## Written exercise
Answer with nothing except the number of lines that contain the word "Metronome".

## Supplied entries
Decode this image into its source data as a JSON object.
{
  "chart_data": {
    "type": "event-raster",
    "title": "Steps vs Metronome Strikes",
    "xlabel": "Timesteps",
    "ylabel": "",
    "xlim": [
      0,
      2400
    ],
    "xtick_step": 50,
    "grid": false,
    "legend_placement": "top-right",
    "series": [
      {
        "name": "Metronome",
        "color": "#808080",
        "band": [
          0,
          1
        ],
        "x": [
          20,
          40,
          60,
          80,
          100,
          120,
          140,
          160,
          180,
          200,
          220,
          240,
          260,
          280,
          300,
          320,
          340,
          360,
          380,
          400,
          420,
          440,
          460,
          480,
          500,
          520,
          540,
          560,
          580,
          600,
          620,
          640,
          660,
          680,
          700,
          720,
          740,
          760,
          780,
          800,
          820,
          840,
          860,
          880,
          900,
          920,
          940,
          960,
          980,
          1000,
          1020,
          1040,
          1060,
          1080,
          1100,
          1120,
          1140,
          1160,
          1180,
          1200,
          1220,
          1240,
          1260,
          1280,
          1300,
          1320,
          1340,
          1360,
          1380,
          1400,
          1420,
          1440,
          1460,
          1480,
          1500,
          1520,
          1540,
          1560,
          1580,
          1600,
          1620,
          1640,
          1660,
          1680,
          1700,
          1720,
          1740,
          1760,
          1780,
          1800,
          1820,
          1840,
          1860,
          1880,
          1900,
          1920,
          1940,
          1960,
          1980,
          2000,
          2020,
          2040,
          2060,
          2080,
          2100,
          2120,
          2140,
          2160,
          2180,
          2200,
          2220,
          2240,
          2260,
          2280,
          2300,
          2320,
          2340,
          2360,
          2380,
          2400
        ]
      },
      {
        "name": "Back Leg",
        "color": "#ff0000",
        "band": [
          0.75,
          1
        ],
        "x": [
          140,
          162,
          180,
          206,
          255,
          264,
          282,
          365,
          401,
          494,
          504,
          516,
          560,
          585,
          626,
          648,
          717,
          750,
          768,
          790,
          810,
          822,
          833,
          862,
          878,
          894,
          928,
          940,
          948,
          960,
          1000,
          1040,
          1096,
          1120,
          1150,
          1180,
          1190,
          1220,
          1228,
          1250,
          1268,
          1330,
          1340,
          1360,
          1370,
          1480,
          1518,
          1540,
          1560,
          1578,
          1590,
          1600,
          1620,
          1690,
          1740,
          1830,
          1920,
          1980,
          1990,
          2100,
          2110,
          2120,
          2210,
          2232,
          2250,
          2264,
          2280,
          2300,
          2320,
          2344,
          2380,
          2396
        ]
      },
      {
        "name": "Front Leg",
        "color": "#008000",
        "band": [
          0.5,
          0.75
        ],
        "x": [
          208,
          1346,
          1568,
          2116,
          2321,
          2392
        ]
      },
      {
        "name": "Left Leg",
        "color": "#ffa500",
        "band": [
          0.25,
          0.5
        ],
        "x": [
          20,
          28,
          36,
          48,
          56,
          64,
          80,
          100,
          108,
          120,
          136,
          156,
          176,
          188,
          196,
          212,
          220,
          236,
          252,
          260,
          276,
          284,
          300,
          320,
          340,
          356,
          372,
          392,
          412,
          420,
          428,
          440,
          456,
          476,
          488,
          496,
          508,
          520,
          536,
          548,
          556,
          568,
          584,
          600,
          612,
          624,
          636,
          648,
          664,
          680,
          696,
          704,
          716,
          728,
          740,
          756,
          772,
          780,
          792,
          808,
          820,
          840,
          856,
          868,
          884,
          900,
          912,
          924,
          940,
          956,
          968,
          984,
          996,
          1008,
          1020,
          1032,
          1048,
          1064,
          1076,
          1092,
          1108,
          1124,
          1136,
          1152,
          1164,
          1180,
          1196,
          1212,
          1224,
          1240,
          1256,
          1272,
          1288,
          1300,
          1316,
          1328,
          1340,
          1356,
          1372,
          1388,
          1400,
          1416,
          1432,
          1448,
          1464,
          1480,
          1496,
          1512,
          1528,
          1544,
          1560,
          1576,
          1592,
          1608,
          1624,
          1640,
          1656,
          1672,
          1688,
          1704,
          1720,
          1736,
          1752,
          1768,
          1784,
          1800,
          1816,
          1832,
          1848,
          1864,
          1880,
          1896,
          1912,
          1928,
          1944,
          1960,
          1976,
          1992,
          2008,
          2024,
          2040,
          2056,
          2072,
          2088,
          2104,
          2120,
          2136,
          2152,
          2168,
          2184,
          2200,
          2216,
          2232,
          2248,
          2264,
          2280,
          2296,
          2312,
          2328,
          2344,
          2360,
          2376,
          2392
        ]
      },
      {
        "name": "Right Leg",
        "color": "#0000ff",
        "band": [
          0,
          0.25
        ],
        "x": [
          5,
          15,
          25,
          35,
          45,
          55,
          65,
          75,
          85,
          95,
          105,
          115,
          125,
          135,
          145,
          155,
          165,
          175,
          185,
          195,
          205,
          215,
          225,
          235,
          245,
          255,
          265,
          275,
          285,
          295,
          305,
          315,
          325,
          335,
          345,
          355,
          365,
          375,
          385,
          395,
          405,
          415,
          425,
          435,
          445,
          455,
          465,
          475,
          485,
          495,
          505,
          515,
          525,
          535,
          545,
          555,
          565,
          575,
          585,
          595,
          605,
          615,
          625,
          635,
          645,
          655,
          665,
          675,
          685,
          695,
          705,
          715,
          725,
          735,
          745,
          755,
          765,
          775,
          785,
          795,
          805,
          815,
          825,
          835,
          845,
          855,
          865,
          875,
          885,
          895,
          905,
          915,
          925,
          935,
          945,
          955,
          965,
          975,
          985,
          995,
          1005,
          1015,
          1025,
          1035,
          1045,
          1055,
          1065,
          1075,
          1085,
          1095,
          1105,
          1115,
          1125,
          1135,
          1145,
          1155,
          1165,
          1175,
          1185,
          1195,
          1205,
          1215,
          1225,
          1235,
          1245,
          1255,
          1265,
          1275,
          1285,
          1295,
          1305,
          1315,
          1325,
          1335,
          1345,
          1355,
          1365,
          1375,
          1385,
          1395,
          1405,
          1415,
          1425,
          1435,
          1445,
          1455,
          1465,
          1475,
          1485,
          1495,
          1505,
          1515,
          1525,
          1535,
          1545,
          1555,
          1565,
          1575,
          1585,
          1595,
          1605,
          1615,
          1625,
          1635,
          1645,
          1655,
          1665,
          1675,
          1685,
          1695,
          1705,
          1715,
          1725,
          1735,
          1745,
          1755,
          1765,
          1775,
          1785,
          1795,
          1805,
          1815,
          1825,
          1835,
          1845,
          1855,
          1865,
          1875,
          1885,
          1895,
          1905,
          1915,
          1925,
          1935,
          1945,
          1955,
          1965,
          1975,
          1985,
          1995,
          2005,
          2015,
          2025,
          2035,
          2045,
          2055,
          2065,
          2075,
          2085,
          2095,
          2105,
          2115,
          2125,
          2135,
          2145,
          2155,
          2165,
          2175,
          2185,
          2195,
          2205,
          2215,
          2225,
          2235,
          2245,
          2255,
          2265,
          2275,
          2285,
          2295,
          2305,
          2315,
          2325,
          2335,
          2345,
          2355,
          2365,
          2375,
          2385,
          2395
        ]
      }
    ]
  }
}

## Complete response
2